§ **Work to complete**
Would you pull out every line of the material that contains the string "Giafar"?

§ **Data rows**
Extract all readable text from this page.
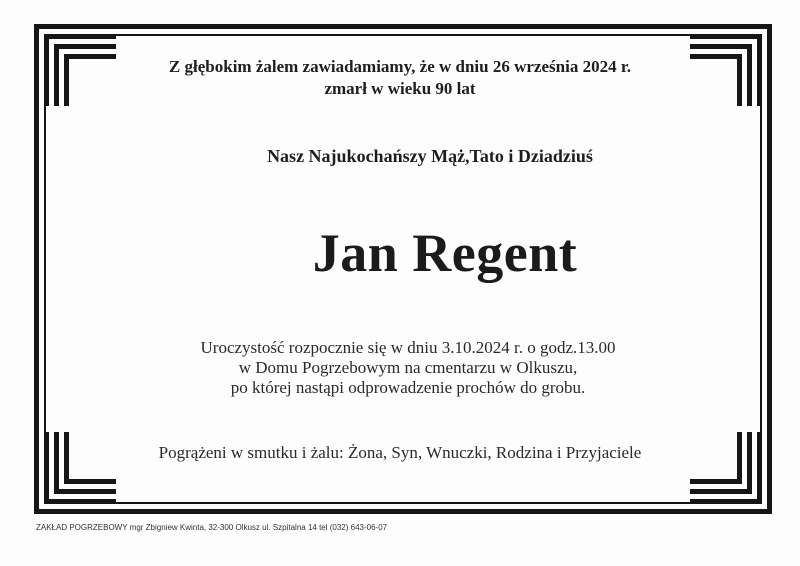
Z głębokim żalem zawiadamiamy, że w dniu 26 września 2024 r.
zmarł w wieku 90 lat
Nasz Najukochańszy Mąż,Tato i Dziadziuś
Jan Regent
Uroczystość rozpocznie się w dniu 3.10.2024 r. o godz.13.00
w Domu Pogrzebowym na cmentarzu w Olkuszu,
po której nastąpi odprowadzenie prochów do grobu.
Pogrążeni w smutku i żalu: Żona, Syn, Wnuczki, Rodzina i Przyjaciele
ZAKŁAD POGRZEBOWY mgr Zbigniew Kwinta, 32-300 Olkusz ul. Szpitalna 14 tel (032) 643-06-07
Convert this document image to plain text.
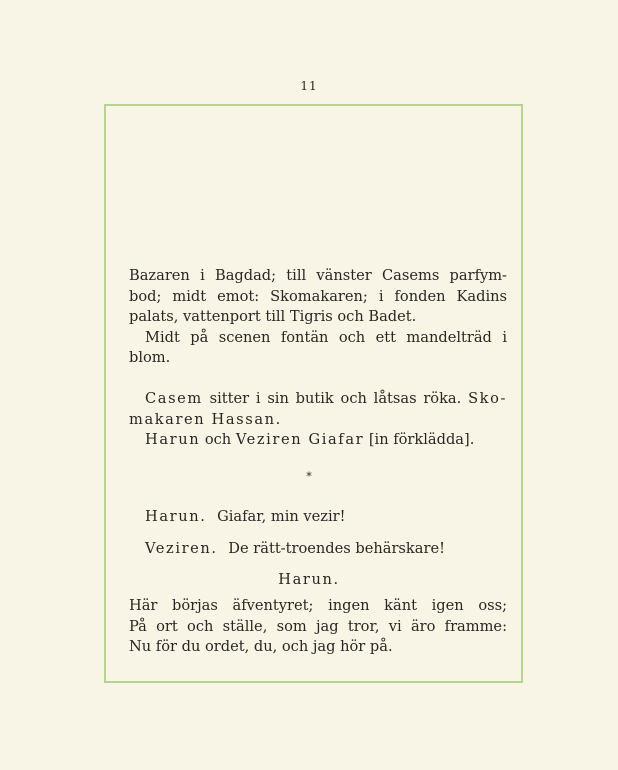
11
Bazaren i Bagdad; till vänster Casems parfym-
bod; midt emot: Skomakaren; i fonden Kadins
palats, vattenport till Tigris och Badet.
Midt på scenen fontän och ett mandelträd i
blom.
Casem sitter i sin butik och låtsas röka. Sko-
makaren Hassan.
Harun och Veziren Giafar [in förklädda].
*
Harun. Giafar, min vezir!
Veziren. De rätt-troendes behärskare!
Harun.
Här börjas äfventyret; ingen känt igen oss;
På ort och ställe, som jag tror, vi äro framme:
Nu för du ordet, du, och jag hör på.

§ **Reply**
Harun och Veziren Giafar [in förklädda].
Harun. Giafar, min vezir!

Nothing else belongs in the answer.